#### Task inputs
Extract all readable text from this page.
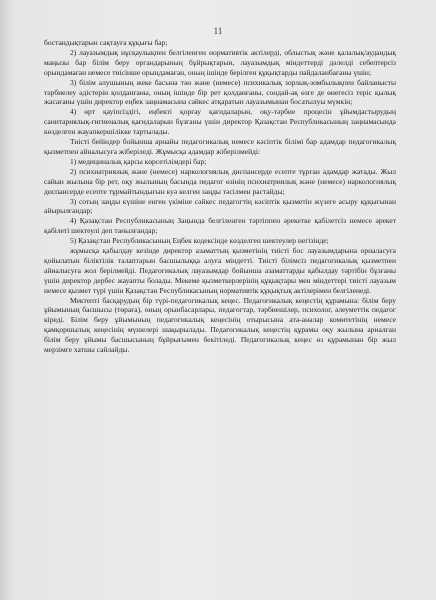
11

бостандықтарын сақтауға құқығы бар;

2) лауазымдық нұсқаулықпен белгіленген нормативтік актілерді, облыстық және қалалық/аудандық маңызы бар білім беру органдарының бұйрықтарын, лауазымдық міндеттерді дәлелді себептерсіз орындамаған немесе тиісінше орындамаған, оның ішінде берілген құқықтарды пайдаланбағаны үшін;

3) білім алушының жеке басына тән және (немесе) психикалық зорлық-зомбылықпен байланысты тәрбиелеу әдістерін қолданғаны, оның ішінде бір рет қолданғаны, сондай-ақ өзге де өнегесіз теріс қылық жасағаны үшін директор еңбек заңнамасына сәйкес атқаратын лауазымынан босатылуы мүмкін;

4) өрт қауіпсіздігі, еңбекті қорғау қағидаларын, оқу-тәрбие процесін ұйымдастырудың санитариялық-гигиеналық қағидаларын бұзғаны үшін директор Қазақстан Республикасының заңнамасында көзделген жауапкершілікке тартылады.

Тиісті бейіндер бойынша арнайы педагогикалық немесе кәсіптік білімі бар адамдар педагогикалық қызметпен айналысуға жіберіледі. Жұмысқа адамдар жіберілмейді:

1) медициналық қарсы көрсетілімдері бар;

2) психиатриялық және (немесе) наркологиялық диспансерде есепте тұрған адамдар жатады. Жыл сайын жылына бір рет, оқу жылының басында педагог өзінің психиатриялық және (немесе) наркологиялық диспансерде есепте тұрмайтындығын куә келген заңды тәсілмен растайды;

3) сотың заңды күшіне енген үкіміне сәйкес педагогтің кәсіптік қызметін жүзеге асыру құқығынан айырылғандар;

4) Қазақстан Республикасының Заңында белгіленген тәртіппен әрекетке қабілетсіз немесе әрекет қабілеті шектеулі деп танылғандар;

5) Қазақстан Республикасының Еңбек кодексінде көзделген шектеулер негізінде;

жұмысқа қабылдау кезінде директор азаматтың қызметінің тиісті бос лауазымдарына орналасуға қойылатын біліктілік талаптарын басшылыққа алуға міндетті. Тиісті білімсіз педагогикалық қызметпен айналысуға жол берілмейді. Педагогикалық лауазымдар бойынша азаматтарды қабылдау тәртібін бұзғаны үшін директор дербес жауапты болады. Мекеме қызметкерлерінің құқықтары мен міндеттері тиісті лауазым немесе қызмет түрі үшін Қазақстан Республикасының нормативтік құқықтық актілерімен белгіленеді.

Мектепті басқарудың бір түрі-педагогикалық кеңес. Педагогикалық кеңестің құрамына: білім беру ұйымының басшысы (төраға), оның орынбасарлары, педагогтар, тәрбиешілер, психолог, әлеуметтік педагог кіреді. Білім беру ұйымының педагогикалық кеңесінің отырысына ата-аналар комитетінің немесе қамқоршылық кеңесінің мүшелері шақырылады. Педагогикалық кеңестің құрамы оқу жылына арналған білім беру ұйымы басшысының бұйрығымен бекітіледі. Педагогикалық кеңес өз құрамынан бір жыл мерзімге хатшы сайлайды.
########
● Required task
Copy each line of the records containing the string "оның".

● Output
2) лауазымдық нұсқаулықпен белгіленген нормативтік актілерді, облыстық және қалалық/аудандық маңызы бар білім беру органдарының бұйрықтарын, лауазымдық міндеттерді дәлелді себептерсіз орындамаған немесе тиісінше орындамаған, оның ішінде берілген құқықтарды пайдаланбағаны үшін;
3) білім алушының жеке басына тән және (немесе) психикалық зорлық-зомбылықпен байланысты тәрбиелеу әдістерін қолданғаны, оның ішінде бір рет қолданғаны, сондай-ақ өзге де өнегесіз теріс қылық жасағаны үшін директор еңбек заңнамасына сәйкес атқаратын лауазымынан босатылуы мүмкін;
Мектепті басқарудың бір түрі-педагогикалық кеңес. Педагогикалық кеңестің құрамына: білім беру ұйымының басшысы (төраға), оның орынбасарлары, педагогтар, тәрбиешілер, психолог, әлеуметтік педагог кіреді. Білім беру ұйымының педагогикалық кеңесінің отырысына ата-аналар комитетінің немесе қамқоршылық кеңесінің мүшелері шақырылады. Педагогикалық кеңестің құрамы оқу жылына арналған білім беру ұйымы басшысының бұйрығымен бекітіледі. Педагогикалық кеңес өз құрамынан бір жыл мерзімге хатшы сайлайды.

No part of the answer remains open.